* _PROBLEM STATEMENT_:
Starting at the line that contains "Decode this image", print every remaining line of the entries, unchanged, and output nothing more.

* _RECORDS TO PROCESS_:
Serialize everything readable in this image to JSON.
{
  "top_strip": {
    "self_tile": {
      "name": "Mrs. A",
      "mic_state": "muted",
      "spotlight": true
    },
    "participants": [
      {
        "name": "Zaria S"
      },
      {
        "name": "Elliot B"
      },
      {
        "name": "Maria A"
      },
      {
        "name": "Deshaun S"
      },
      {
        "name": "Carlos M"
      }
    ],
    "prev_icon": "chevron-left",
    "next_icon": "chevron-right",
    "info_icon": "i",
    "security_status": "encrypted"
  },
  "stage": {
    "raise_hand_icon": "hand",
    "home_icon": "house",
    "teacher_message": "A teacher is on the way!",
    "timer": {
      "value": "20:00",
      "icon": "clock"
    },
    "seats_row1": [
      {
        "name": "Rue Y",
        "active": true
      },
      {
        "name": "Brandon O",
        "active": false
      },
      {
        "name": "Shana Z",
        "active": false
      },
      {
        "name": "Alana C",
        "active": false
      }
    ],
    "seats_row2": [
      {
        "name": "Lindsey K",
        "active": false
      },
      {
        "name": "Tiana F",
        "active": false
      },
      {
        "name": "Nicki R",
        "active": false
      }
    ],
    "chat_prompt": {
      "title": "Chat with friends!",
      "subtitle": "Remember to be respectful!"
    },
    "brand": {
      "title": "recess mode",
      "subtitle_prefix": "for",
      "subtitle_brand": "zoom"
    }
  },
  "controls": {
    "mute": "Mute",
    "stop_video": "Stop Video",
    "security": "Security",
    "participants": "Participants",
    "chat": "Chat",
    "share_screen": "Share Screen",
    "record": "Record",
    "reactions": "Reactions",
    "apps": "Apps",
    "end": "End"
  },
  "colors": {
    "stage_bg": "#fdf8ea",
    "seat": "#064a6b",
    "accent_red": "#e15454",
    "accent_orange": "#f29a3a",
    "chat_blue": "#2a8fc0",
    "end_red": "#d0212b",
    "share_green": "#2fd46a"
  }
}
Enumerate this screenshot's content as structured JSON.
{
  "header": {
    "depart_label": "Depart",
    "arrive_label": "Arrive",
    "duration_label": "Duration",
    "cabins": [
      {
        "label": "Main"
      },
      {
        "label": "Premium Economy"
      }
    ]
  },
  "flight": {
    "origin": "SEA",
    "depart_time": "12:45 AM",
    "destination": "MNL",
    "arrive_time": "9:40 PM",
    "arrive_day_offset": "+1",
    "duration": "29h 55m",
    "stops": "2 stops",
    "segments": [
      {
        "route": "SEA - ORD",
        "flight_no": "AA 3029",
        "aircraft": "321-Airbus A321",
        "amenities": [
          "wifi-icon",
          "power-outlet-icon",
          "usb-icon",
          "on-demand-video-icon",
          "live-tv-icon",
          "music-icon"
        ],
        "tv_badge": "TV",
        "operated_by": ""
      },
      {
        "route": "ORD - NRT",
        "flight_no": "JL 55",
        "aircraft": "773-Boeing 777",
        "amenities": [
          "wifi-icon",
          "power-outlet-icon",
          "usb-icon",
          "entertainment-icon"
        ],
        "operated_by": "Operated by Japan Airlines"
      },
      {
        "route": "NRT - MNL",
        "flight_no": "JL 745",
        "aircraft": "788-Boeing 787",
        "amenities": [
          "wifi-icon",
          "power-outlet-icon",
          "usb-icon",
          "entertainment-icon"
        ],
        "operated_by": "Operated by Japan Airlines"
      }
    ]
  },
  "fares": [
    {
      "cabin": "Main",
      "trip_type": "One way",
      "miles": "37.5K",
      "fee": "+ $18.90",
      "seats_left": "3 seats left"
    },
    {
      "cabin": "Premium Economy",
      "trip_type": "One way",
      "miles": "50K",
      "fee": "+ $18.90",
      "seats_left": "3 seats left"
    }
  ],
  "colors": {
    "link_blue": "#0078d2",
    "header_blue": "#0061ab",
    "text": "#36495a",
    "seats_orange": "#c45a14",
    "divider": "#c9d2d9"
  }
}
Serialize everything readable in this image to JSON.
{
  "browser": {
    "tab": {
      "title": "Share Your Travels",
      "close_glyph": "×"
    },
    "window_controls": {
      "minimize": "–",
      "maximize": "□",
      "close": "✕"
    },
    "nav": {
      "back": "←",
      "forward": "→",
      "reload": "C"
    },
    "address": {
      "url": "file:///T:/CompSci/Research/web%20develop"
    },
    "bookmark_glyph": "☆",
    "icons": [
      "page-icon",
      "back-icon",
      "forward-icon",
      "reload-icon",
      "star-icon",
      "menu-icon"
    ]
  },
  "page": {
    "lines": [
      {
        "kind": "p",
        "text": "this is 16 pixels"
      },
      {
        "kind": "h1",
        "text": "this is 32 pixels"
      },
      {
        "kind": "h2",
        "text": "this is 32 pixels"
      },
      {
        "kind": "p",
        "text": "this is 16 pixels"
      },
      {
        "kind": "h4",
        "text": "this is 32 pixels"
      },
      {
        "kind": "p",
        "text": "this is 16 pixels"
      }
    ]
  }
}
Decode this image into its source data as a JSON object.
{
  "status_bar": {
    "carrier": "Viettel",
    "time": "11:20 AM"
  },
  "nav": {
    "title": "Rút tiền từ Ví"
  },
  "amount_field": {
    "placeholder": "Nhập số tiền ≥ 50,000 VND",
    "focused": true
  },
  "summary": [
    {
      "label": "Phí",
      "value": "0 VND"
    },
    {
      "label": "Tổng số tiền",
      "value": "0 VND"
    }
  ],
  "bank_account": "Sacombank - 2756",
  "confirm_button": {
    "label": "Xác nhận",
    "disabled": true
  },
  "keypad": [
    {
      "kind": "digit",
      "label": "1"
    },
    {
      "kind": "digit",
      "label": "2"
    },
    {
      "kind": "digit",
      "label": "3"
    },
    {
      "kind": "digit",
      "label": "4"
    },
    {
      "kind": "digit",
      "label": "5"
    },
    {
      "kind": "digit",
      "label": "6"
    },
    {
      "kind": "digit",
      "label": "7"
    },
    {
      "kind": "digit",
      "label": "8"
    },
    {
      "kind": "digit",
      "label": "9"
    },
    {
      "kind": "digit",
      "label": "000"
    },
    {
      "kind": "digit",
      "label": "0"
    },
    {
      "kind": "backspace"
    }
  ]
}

* _RIGHT ANSWER_:
Decode this image into its source data as a JSON object.
{
  "status_bar": {
    "carrier": "Viettel",
    "time": "11:20 AM"
  },
  "nav": {
    "title": "Rút tiền từ Ví"
  },
  "amount_field": {
    "placeholder": "Nhập số tiền ≥ 50,000 VND",
    "focused": true
  },
  "summary": [
    {
      "label": "Phí",
      "value": "0 VND"
    },
    {
      "label": "Tổng số tiền",
      "value": "0 VND"
    }
  ],
  "bank_account": "Sacombank - 2756",
  "confirm_button": {
    "label": "Xác nhận",
    "disabled": true
  },
  "keypad": [
    {
      "kind": "digit",
      "label": "1"
    },
    {
      "kind": "digit",
      "label": "2"
    },
    {
      "kind": "digit",
      "label": "3"
    },
    {
      "kind": "digit",
      "label": "4"
    },
    {
      "kind": "digit",
      "label": "5"
    },
    {
      "kind": "digit",
      "label": "6"
    },
    {
      "kind": "digit",
      "label": "7"
    },
    {
      "kind": "digit",
      "label": "8"
    },
    {
      "kind": "digit",
      "label": "9"
    },
    {
      "kind": "digit",
      "label": "000"
    },
    {
      "kind": "digit",
      "label": "0"
    },
    {
      "kind": "backspace"
    }
  ]
}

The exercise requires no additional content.